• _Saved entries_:
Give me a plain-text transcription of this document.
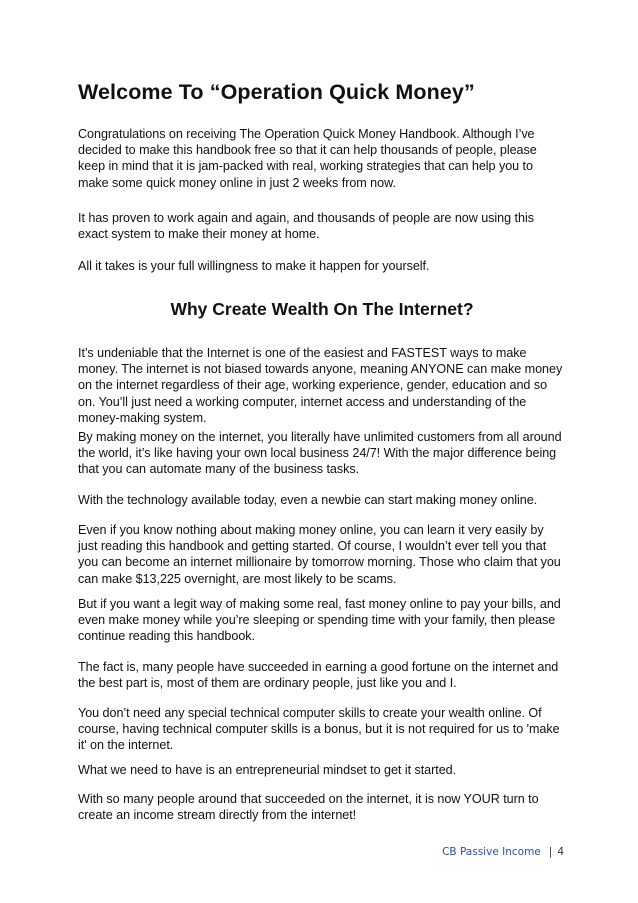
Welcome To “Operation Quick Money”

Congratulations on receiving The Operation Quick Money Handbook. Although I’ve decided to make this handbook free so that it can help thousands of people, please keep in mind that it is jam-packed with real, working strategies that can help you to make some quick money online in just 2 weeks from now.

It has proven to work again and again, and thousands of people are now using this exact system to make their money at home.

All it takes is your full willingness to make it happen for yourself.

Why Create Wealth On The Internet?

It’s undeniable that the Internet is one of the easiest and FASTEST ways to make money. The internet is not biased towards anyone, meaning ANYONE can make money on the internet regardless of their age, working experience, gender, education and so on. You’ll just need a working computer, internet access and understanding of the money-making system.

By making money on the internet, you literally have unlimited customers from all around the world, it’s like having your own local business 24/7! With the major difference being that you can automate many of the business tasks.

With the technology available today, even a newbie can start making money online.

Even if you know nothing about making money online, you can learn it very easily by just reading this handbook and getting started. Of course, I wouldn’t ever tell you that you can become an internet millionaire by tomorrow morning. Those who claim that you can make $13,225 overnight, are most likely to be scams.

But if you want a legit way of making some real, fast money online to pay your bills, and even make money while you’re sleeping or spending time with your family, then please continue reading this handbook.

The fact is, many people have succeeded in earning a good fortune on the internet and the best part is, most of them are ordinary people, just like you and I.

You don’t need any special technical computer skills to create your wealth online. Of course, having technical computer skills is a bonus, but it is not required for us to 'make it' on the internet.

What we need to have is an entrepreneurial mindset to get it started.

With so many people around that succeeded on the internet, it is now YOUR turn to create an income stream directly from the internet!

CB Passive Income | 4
--
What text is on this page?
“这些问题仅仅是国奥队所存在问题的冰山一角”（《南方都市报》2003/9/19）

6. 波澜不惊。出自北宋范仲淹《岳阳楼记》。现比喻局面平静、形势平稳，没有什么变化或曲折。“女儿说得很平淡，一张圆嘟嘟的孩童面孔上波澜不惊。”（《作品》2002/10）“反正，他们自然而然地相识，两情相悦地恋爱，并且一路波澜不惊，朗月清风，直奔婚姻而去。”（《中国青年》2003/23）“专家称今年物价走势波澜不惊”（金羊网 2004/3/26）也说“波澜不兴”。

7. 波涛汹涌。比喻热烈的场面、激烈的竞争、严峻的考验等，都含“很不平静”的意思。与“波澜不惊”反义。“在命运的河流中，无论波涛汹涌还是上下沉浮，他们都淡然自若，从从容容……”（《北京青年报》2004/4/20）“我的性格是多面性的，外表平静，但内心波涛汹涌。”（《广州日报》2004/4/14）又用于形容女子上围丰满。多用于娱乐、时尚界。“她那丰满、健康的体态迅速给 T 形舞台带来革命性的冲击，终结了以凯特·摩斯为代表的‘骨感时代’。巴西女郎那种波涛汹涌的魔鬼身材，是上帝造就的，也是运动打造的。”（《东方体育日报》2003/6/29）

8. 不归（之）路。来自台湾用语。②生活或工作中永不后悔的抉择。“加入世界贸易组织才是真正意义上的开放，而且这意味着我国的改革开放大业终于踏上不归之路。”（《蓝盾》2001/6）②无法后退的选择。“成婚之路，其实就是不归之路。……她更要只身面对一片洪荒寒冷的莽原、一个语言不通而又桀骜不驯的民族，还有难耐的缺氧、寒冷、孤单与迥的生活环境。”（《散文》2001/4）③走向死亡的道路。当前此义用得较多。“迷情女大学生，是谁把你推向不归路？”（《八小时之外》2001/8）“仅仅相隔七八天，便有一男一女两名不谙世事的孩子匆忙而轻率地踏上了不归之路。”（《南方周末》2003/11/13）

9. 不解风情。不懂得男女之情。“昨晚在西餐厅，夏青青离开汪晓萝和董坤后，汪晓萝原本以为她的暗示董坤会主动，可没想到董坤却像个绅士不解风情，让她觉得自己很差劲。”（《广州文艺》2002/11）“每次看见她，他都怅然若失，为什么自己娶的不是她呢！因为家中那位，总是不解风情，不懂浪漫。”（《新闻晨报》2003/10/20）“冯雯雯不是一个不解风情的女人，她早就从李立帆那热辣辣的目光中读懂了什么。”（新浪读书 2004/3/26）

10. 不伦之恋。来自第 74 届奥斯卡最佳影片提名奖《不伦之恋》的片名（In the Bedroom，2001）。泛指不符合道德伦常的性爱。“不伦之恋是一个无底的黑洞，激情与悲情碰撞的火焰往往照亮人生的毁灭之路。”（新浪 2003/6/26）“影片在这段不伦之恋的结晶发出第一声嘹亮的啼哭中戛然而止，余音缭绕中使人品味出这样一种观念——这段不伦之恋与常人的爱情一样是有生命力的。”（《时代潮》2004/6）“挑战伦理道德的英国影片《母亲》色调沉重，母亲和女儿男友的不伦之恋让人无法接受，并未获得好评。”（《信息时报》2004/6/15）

• _TASK GOAL_: Pick out each line above that includes "system" and show it.

• _SOLUTION FOR THIS PROBLEM_:
It has proven to work again and again, and thousands of people are now using this exact system to make their money at home.
It’s undeniable that the Internet is one of the easiest and FASTEST ways to make money. The internet is not biased towards anyone, meaning ANYONE can make money on the internet regardless of their age, working experience, gender, education and so on. You’ll just need a working computer, internet access and understanding of the money-making system.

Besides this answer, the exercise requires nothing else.